Exercise details:
For each line below that contains the string "Technical", copy that line.
=== Data supplied ===
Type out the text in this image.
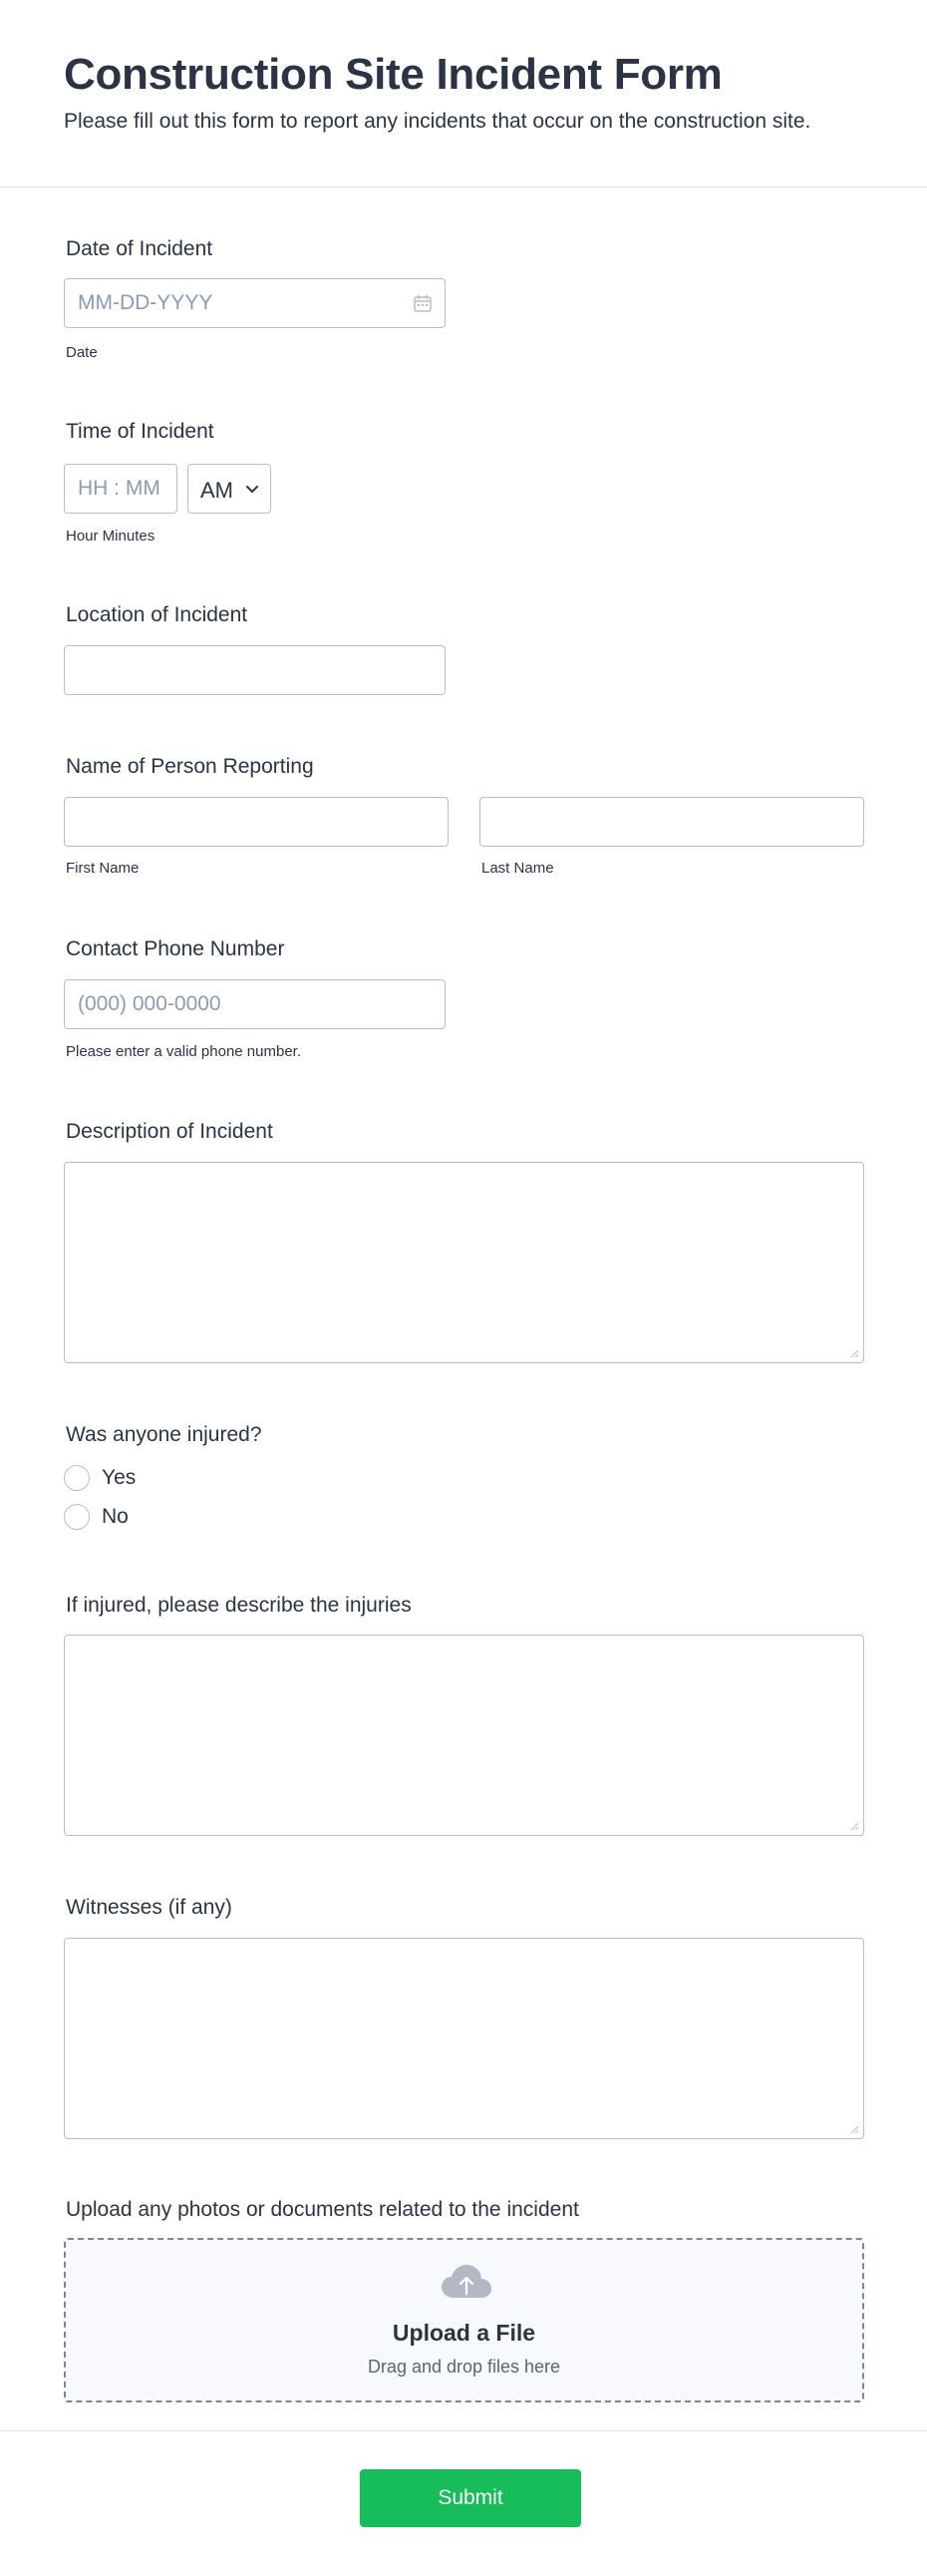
Construction Site Incident Form
Please fill out this form to report any incidents that occur on the construction site.
Date of Incident
MM-DD-YYYY
Date
Time of Incident
HH : MM
AM
Hour Minutes
Location of Incident
Name of Person Reporting
First Name	Last Name
Contact Phone Number
(000) 000-0000
Please enter a valid phone number.
Description of Incident
Was anyone injured?
Yes
No
If injured, please describe the injuries
Witnesses (if any)
Upload any photos or documents related to the incident
Upload a File
Drag and drop files here
Submit
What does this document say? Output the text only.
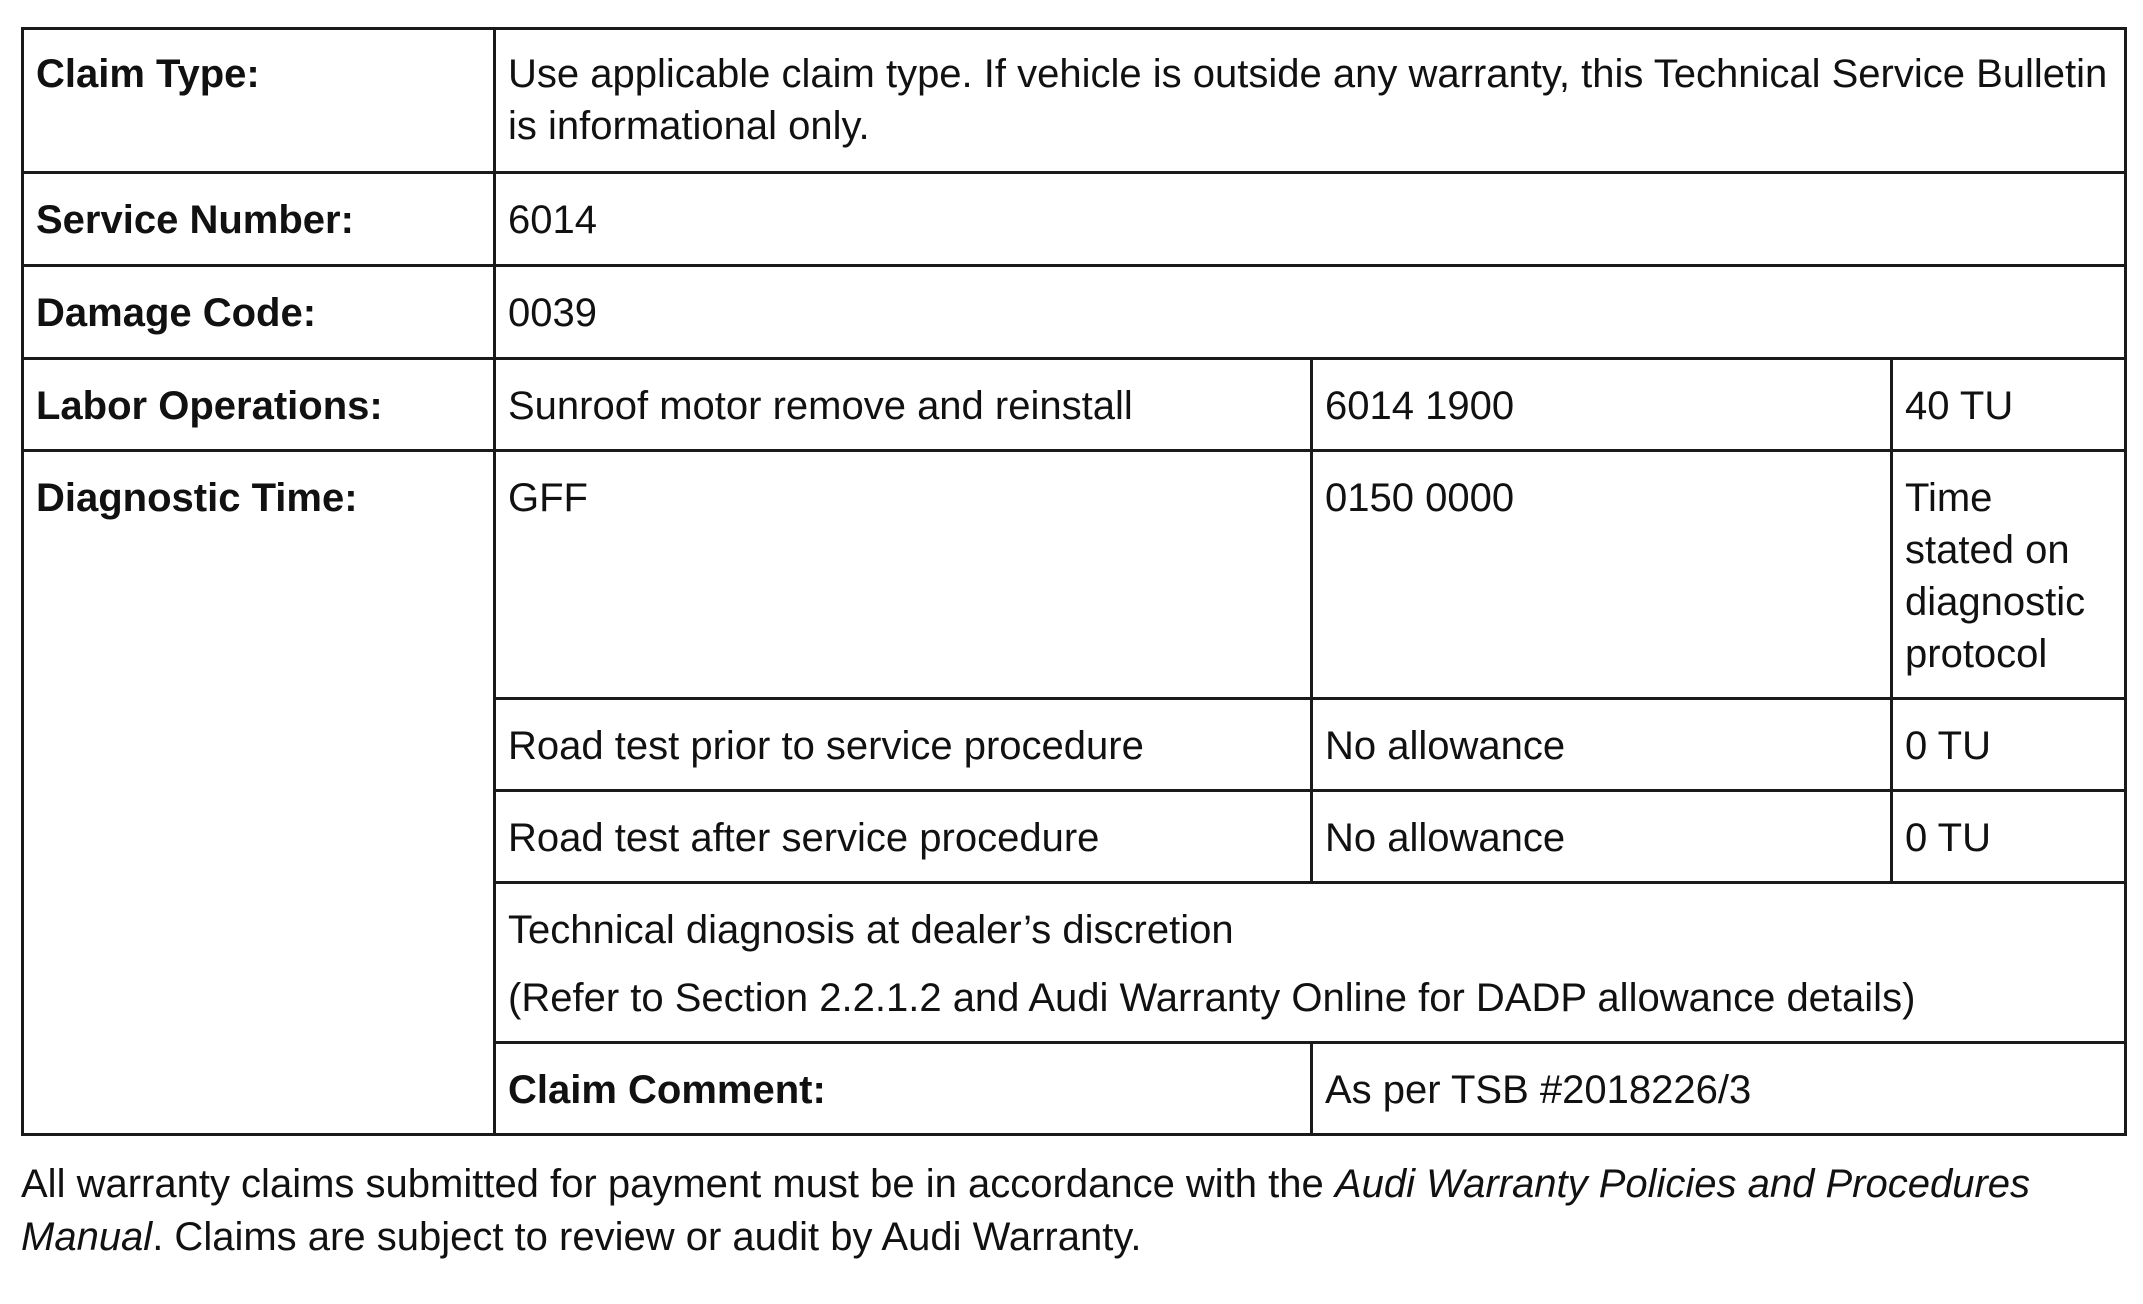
Claim Type:	Use applicable claim type. If vehicle is outside any warranty, this Technical Service Bulletin is informational only.		
Service Number:	6014		
Damage Code:	0039		
Labor Operations:	Sunroof motor remove and reinstall	6014 1900	40 TU
Diagnostic Time:	GFF	0150 0000	Time stated on diagnostic protocol
	Road test prior to service procedure	No allowance	0 TU
	Road test after service procedure	No allowance	0 TU

	Technical diagnosis at dealer’s discretion
(Refer to Section 2.2.1.2 and Audi Warranty Online for DADP allowance details)		

	Claim Comment:	As per TSB #2018226/3	

All warranty claims submitted for payment must be in accordance with the Audi Warranty Policies and Procedures Manual. Claims are subject to review or audit by Audi Warranty.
===
Result:
Claim Type:	Use applicable claim type. If vehicle is outside any warranty, this Technical Service Bulletin is informational only.		
	Technical diagnosis at dealer’s discretion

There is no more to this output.